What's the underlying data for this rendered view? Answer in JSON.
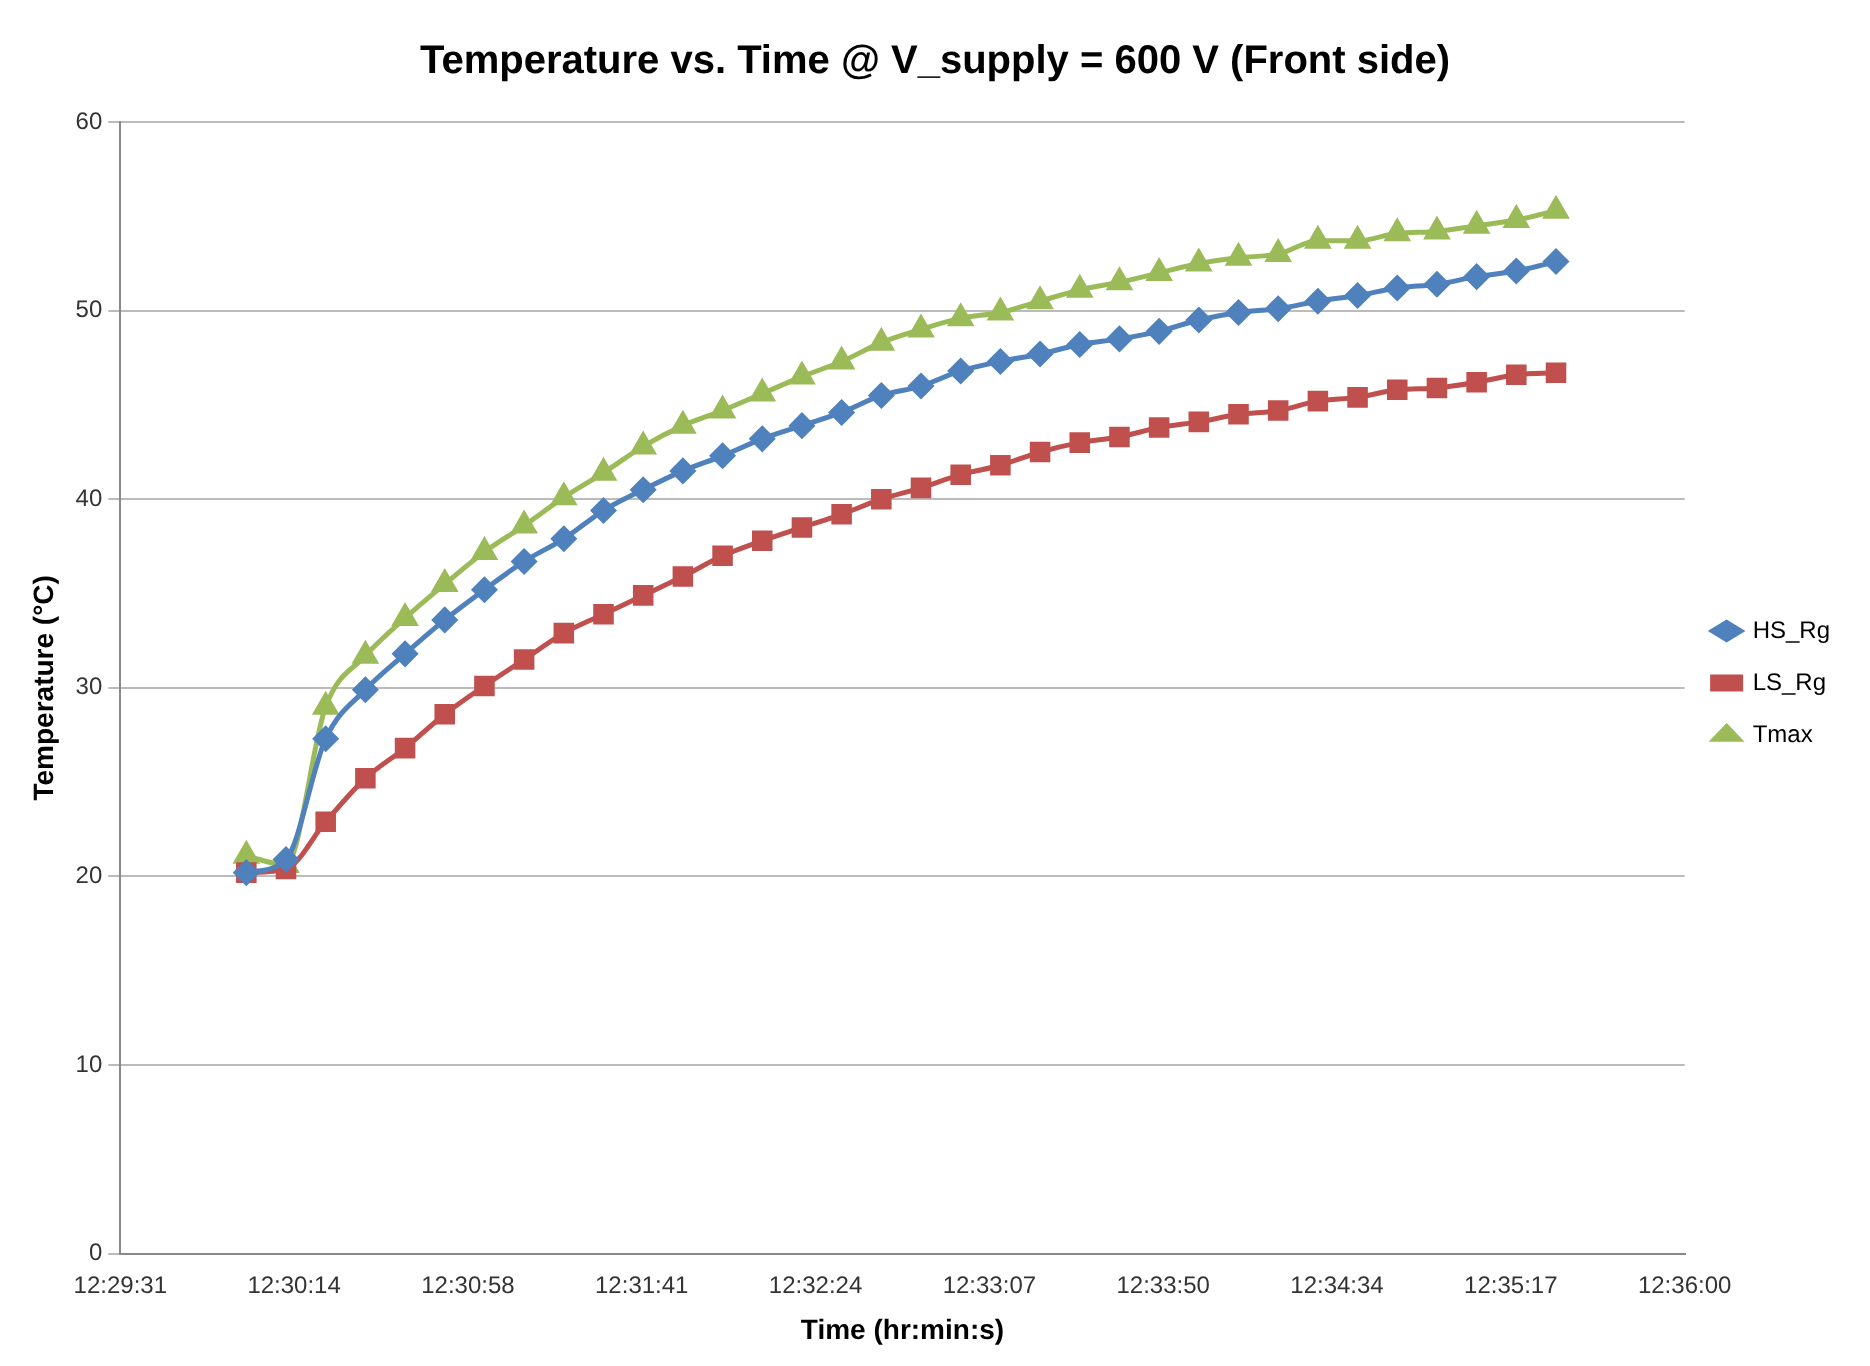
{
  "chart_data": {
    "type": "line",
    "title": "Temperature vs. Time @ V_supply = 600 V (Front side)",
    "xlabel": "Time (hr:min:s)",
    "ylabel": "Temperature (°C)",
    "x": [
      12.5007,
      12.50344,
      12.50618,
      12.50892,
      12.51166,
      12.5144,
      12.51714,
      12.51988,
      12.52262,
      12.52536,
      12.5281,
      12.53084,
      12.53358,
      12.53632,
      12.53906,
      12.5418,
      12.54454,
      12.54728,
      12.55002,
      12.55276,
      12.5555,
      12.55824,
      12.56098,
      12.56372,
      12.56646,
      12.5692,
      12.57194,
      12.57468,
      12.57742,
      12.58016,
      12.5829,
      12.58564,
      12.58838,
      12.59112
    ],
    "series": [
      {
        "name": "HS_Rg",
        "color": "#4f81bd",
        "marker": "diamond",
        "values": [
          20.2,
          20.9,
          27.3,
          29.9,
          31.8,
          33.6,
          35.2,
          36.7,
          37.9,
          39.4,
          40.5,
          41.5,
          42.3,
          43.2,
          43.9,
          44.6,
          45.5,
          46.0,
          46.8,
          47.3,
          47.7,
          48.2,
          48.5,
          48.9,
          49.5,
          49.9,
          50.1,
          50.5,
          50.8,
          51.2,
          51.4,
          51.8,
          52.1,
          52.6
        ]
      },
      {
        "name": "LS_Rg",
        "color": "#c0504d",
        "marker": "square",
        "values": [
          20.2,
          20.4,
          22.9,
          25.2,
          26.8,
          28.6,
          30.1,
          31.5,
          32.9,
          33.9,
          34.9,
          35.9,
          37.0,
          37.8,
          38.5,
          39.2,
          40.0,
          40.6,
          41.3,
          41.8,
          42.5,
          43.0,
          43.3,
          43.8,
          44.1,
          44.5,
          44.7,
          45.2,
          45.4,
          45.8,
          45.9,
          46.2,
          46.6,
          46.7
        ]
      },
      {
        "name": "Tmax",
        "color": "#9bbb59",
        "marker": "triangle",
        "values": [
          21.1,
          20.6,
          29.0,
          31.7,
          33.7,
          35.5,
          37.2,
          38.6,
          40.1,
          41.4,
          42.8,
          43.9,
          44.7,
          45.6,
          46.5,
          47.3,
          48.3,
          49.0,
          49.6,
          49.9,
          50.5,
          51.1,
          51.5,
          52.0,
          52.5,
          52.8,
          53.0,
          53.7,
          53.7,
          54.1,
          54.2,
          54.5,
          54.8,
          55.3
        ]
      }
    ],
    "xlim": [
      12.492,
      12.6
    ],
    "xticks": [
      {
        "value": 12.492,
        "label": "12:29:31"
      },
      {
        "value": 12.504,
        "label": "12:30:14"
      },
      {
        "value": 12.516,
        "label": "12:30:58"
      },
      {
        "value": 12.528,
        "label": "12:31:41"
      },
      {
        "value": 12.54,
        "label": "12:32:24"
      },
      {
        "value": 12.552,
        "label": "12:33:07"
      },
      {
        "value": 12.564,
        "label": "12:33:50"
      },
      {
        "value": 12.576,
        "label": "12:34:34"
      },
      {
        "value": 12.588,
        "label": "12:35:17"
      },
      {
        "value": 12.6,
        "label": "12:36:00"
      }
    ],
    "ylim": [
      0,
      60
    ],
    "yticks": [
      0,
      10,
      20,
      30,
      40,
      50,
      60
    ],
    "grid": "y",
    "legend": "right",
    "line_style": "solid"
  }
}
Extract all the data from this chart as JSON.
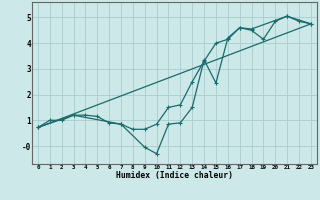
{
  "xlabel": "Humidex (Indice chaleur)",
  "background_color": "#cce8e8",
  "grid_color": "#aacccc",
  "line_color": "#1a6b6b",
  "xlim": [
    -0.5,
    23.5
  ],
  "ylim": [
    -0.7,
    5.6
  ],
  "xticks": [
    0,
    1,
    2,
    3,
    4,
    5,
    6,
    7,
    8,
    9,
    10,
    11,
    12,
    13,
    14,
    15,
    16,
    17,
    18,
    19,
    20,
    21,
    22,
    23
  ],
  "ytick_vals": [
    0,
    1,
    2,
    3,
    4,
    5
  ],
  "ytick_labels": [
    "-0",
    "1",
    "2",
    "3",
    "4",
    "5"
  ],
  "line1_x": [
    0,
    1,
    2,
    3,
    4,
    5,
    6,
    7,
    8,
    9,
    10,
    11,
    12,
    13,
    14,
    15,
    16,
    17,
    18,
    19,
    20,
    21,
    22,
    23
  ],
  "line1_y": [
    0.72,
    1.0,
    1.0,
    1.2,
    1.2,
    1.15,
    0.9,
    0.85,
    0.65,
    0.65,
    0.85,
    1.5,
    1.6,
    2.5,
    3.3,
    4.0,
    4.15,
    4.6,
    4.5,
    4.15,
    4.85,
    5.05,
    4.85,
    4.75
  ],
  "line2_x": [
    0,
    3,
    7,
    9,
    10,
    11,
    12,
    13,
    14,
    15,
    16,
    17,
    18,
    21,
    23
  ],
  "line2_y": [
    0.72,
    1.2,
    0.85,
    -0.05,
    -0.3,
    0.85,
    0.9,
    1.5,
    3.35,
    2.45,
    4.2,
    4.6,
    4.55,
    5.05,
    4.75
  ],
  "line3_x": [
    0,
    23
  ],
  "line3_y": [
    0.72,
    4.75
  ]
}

→ INSTRUCTION: Nothing but the lines from the line containing "Extract all the data from this chart as JSON." through the last line of the material may be output, and they must be copied exactly, without pictures.

→ CORRECT ANSWER:
Extract all the data from this chart as JSON.
{
  "xlabel": "Humidex (Indice chaleur)",
  "background_color": "#cce8e8",
  "grid_color": "#aacccc",
  "line_color": "#1a6b6b",
  "xlim": [
    -0.5,
    23.5
  ],
  "ylim": [
    -0.7,
    5.6
  ],
  "xticks": [
    0,
    1,
    2,
    3,
    4,
    5,
    6,
    7,
    8,
    9,
    10,
    11,
    12,
    13,
    14,
    15,
    16,
    17,
    18,
    19,
    20,
    21,
    22,
    23
  ],
  "ytick_vals": [
    0,
    1,
    2,
    3,
    4,
    5
  ],
  "ytick_labels": [
    "-0",
    "1",
    "2",
    "3",
    "4",
    "5"
  ],
  "line1_x": [
    0,
    1,
    2,
    3,
    4,
    5,
    6,
    7,
    8,
    9,
    10,
    11,
    12,
    13,
    14,
    15,
    16,
    17,
    18,
    19,
    20,
    21,
    22,
    23
  ],
  "line1_y": [
    0.72,
    1.0,
    1.0,
    1.2,
    1.2,
    1.15,
    0.9,
    0.85,
    0.65,
    0.65,
    0.85,
    1.5,
    1.6,
    2.5,
    3.3,
    4.0,
    4.15,
    4.6,
    4.5,
    4.15,
    4.85,
    5.05,
    4.85,
    4.75
  ],
  "line2_x": [
    0,
    3,
    7,
    9,
    10,
    11,
    12,
    13,
    14,
    15,
    16,
    17,
    18,
    21,
    23
  ],
  "line2_y": [
    0.72,
    1.2,
    0.85,
    -0.05,
    -0.3,
    0.85,
    0.9,
    1.5,
    3.35,
    2.45,
    4.2,
    4.6,
    4.55,
    5.05,
    4.75
  ],
  "line3_x": [
    0,
    23
  ],
  "line3_y": [
    0.72,
    4.75
  ]
}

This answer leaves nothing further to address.